■ **Exercise description**:
Quote each record exactly, please, leaving none out.

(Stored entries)
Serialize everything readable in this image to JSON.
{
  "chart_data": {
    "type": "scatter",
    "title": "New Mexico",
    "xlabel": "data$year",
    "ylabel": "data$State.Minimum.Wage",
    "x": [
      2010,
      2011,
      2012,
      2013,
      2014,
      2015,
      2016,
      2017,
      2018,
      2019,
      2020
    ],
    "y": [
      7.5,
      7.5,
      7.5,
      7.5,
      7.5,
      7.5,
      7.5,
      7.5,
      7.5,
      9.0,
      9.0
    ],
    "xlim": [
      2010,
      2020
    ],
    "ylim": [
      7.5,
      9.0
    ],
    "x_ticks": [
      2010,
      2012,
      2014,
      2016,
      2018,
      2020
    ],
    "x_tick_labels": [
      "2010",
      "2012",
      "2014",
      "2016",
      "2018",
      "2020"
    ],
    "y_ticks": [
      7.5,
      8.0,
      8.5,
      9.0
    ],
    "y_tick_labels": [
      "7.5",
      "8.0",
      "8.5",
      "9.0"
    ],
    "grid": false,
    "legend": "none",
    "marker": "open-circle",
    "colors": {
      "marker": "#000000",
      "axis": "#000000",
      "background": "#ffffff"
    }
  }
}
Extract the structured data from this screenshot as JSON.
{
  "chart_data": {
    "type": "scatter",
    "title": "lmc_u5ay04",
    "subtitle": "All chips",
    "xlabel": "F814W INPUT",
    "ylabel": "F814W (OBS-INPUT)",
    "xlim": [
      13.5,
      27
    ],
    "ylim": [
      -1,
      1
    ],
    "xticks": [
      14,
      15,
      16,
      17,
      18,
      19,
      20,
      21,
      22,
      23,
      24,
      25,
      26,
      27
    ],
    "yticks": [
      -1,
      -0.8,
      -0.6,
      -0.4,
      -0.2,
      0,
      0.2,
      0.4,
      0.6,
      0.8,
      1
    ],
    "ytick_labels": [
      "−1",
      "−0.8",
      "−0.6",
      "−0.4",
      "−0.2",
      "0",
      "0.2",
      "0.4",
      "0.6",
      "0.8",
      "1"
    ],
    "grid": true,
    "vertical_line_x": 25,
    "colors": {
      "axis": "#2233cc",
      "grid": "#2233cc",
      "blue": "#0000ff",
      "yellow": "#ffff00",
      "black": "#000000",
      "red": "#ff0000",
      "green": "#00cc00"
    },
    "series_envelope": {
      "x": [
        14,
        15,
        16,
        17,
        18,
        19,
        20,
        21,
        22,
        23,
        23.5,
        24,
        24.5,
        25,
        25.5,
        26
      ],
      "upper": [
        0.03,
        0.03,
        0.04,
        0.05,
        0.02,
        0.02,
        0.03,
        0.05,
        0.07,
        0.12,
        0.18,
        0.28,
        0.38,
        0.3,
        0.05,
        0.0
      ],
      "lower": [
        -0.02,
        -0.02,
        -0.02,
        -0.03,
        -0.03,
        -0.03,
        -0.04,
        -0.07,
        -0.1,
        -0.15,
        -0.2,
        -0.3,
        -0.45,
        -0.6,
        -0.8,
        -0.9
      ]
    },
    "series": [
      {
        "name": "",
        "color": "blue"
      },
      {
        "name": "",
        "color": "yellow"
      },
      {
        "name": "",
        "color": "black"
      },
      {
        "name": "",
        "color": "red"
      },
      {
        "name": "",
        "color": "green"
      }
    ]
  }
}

■ **In response**:
Serialize everything readable in this image to JSON.
{
  "chart_data": {
    "type": "scatter",
    "title": "New Mexico",
    "xlabel": "data$year",
    "ylabel": "data$State.Minimum.Wage",
    "x": [
      2010,
      2011,
      2012,
      2013,
      2014,
      2015,
      2016,
      2017,
      2018,
      2019,
      2020
    ],
    "y": [
      7.5,
      7.5,
      7.5,
      7.5,
      7.5,
      7.5,
      7.5,
      7.5,
      7.5,
      9.0,
      9.0
    ],
    "xlim": [
      2010,
      2020
    ],
    "ylim": [
      7.5,
      9.0
    ],
    "x_ticks": [
      2010,
      2012,
      2014,
      2016,
      2018,
      2020
    ],
    "x_tick_labels": [
      "2010",
      "2012",
      "2014",
      "2016",
      "2018",
      "2020"
    ],
    "y_ticks": [
      7.5,
      8.0,
      8.5,
      9.0
    ],
    "y_tick_labels": [
      "7.5",
      "8.0",
      "8.5",
      "9.0"
    ],
    "grid": false,
    "legend": "none",
    "marker": "open-circle",
    "colors": {
      "marker": "#000000",
      "axis": "#000000",
      "background": "#ffffff"
    }
  }
}
Extract the structured data from this screenshot as JSON.
{
  "chart_data": {
    "type": "scatter",
    "title": "lmc_u5ay04",
    "subtitle": "All chips",
    "xlabel": "F814W INPUT",
    "ylabel": "F814W (OBS-INPUT)",
    "xlim": [
      13.5,
      27
    ],
    "ylim": [
      -1,
      1
    ],
    "xticks": [
      14,
      15,
      16,
      17,
      18,
      19,
      20,
      21,
      22,
      23,
      24,
      25,
      26,
      27
    ],
    "yticks": [
      -1,
      -0.8,
      -0.6,
      -0.4,
      -0.2,
      0,
      0.2,
      0.4,
      0.6,
      0.8,
      1
    ],
    "ytick_labels": [
      "−1",
      "−0.8",
      "−0.6",
      "−0.4",
      "−0.2",
      "0",
      "0.2",
      "0.4",
      "0.6",
      "0.8",
      "1"
    ],
    "grid": true,
    "vertical_line_x": 25,
    "colors": {
      "axis": "#2233cc",
      "grid": "#2233cc",
      "blue": "#0000ff",
      "yellow": "#ffff00",
      "black": "#000000",
      "red": "#ff0000",
      "green": "#00cc00"
    },
    "series_envelope": {
      "x": [
        14,
        15,
        16,
        17,
        18,
        19,
        20,
        21,
        22,
        23,
        23.5,
        24,
        24.5,
        25,
        25.5,
        26
      ],
      "upper": [
        0.03,
        0.03,
        0.04,
        0.05,
        0.02,
        0.02,
        0.03,
        0.05,
        0.07,
        0.12,
        0.18,
        0.28,
        0.38,
        0.3,
        0.05,
        0.0
      ],
      "lower": [
        -0.02,
        -0.02,
        -0.02,
        -0.03,
        -0.03,
        -0.03,
        -0.04,
        -0.07,
        -0.1,
        -0.15,
        -0.2,
        -0.3,
        -0.45,
        -0.6,
        -0.8,
        -0.9
      ]
    },
    "series": [
      {
        "name": "",
        "color": "blue"
      },
      {
        "name": "",
        "color": "yellow"
      },
      {
        "name": "",
        "color": "black"
      },
      {
        "name": "",
        "color": "red"
      },
      {
        "name": "",
        "color": "green"
      }
    ]
  }
}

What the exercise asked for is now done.